(Labeled region records)
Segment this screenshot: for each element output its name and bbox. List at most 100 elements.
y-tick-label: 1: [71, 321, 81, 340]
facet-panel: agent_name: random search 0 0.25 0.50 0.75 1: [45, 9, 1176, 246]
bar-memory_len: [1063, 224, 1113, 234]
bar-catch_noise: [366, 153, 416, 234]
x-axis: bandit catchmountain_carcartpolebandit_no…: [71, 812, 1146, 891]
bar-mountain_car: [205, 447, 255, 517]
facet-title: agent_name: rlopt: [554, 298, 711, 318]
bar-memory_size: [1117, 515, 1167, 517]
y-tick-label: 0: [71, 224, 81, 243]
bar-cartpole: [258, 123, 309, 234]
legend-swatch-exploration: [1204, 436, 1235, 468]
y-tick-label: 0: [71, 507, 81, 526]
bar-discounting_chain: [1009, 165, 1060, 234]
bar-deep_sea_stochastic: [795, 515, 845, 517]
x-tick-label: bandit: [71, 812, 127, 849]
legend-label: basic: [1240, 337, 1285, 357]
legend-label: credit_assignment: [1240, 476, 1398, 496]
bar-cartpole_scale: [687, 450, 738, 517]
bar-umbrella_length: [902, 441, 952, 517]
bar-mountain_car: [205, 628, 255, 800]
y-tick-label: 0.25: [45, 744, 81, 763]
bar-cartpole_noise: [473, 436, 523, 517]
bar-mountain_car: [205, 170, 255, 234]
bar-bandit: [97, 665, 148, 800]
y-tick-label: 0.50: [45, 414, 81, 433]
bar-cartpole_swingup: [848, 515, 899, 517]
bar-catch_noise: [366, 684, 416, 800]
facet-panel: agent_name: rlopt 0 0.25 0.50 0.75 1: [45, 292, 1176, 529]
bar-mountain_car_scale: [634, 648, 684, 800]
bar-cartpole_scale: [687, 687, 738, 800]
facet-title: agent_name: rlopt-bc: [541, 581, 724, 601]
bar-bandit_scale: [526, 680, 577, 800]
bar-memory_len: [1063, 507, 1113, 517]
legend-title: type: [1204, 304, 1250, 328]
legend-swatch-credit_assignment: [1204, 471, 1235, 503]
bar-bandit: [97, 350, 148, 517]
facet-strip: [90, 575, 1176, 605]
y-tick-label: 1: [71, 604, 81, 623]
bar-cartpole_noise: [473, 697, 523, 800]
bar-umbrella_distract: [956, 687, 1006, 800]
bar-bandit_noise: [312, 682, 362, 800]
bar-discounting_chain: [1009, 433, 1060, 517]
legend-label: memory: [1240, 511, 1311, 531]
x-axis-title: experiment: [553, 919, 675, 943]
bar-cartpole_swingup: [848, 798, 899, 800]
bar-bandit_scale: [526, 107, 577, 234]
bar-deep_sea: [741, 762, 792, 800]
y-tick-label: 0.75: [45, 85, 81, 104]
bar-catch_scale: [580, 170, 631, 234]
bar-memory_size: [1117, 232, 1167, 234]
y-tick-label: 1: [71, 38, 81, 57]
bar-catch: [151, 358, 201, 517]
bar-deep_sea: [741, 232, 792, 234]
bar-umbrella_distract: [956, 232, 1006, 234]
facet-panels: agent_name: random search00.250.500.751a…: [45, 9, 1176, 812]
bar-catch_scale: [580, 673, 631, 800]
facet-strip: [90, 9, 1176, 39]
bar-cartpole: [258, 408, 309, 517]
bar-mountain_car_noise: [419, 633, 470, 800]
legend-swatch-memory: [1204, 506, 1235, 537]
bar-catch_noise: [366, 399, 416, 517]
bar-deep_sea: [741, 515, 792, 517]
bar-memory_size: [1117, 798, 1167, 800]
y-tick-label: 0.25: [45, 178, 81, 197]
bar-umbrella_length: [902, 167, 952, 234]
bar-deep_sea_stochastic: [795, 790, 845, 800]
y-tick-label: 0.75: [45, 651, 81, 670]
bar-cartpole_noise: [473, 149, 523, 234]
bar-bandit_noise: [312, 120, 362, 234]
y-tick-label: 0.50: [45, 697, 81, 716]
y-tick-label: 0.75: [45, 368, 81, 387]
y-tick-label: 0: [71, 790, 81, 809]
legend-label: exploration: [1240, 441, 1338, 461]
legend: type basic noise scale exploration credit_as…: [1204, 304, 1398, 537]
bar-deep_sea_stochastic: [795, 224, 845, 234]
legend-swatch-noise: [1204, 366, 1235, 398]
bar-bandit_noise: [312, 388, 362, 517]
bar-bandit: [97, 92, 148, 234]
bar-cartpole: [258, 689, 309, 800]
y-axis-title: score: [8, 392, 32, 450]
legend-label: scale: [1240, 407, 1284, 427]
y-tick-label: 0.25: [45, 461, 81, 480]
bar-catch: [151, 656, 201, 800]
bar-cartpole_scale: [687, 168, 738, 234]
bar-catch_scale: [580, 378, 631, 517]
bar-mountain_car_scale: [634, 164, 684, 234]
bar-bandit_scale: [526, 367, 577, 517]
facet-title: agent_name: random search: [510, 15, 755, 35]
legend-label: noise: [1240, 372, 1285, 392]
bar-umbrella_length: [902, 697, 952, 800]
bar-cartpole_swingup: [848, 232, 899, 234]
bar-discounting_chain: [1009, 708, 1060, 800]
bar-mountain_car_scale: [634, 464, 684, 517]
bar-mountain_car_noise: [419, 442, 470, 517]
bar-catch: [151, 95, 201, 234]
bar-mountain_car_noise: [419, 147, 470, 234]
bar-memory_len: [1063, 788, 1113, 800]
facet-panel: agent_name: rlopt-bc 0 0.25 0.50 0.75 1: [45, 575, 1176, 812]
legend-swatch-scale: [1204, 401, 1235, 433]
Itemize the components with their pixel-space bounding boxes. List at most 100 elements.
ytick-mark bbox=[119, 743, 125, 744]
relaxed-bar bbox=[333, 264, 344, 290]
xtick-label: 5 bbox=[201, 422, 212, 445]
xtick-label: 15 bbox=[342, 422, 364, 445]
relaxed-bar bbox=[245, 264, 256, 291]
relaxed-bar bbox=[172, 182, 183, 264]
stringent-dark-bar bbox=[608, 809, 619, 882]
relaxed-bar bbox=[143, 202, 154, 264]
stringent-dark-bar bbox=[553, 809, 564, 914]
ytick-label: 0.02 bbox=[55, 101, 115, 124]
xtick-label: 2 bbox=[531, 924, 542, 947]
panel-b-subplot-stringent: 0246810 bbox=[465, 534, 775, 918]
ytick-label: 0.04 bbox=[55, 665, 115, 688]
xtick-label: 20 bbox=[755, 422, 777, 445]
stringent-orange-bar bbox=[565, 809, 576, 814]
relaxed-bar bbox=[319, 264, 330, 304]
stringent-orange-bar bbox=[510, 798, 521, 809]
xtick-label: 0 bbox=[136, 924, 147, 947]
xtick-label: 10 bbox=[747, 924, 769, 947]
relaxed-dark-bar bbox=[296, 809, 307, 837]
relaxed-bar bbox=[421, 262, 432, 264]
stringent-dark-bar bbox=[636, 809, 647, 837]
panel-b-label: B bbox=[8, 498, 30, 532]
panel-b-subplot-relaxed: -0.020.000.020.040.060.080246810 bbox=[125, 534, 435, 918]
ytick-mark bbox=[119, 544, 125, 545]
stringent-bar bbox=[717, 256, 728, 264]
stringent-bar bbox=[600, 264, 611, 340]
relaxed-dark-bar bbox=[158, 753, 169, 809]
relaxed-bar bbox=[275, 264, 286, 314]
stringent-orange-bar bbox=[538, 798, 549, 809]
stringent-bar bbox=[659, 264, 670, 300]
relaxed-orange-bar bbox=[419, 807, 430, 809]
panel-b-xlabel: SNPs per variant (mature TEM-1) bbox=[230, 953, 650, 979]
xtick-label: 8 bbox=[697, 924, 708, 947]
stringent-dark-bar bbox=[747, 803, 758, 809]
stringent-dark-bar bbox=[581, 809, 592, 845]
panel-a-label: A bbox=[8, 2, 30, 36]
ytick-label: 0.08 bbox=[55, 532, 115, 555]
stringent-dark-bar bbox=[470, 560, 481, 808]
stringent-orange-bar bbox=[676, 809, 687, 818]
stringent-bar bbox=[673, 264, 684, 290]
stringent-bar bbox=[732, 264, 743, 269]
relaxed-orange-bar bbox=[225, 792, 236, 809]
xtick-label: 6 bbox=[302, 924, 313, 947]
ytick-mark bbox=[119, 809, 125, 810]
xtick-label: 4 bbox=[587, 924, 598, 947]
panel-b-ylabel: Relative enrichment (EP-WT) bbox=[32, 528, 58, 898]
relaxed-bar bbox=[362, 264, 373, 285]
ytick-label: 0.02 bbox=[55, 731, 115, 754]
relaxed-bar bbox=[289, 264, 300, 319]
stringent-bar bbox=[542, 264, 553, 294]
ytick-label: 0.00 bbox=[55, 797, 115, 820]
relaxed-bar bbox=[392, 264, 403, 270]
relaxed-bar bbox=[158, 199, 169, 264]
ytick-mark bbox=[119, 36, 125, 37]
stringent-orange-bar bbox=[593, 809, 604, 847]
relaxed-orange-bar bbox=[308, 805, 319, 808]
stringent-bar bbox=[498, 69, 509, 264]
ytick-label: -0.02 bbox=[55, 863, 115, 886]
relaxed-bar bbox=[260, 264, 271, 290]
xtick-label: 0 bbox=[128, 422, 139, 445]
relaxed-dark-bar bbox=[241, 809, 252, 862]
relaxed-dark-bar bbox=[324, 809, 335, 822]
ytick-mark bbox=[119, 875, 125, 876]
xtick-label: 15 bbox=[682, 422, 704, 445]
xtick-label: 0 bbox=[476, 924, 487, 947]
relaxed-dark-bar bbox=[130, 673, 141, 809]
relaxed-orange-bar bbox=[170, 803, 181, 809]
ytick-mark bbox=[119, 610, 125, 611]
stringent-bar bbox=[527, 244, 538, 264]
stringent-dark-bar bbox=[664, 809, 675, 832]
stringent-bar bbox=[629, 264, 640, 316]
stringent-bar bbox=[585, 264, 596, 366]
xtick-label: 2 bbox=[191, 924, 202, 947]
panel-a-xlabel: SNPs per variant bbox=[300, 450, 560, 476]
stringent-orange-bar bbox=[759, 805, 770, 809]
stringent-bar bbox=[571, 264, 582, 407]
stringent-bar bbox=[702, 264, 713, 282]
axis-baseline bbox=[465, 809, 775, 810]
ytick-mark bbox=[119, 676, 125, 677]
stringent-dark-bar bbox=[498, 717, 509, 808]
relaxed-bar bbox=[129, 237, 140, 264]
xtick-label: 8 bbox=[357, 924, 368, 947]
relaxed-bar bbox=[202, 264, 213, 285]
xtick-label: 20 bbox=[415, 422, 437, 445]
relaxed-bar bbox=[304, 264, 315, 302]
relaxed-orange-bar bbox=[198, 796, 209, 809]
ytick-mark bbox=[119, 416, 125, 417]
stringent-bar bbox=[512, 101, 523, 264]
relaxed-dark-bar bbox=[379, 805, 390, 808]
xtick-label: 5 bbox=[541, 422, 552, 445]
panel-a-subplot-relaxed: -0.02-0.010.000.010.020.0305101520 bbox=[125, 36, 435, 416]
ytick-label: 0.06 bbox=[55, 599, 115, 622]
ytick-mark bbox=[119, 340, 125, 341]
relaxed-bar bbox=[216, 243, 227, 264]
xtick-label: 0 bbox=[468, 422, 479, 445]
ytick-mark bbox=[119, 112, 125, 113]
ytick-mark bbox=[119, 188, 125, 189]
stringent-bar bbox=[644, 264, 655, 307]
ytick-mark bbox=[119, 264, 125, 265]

| Task instructions |
Please retype everything in the records from the very first line down to the line containing "bar-catch_noise: [366, 153, 416, 234]", including both ends, keeping each line as it is.

| Final answer |
Segment this screenshot: for each element output its name and bbox. List at most 100 elements.
y-tick-label: 1: [71, 321, 81, 340]
facet-panel: agent_name: random search 0 0.25 0.50 0.75 1: [45, 9, 1176, 246]
bar-memory_len: [1063, 224, 1113, 234]
bar-catch_noise: [366, 153, 416, 234]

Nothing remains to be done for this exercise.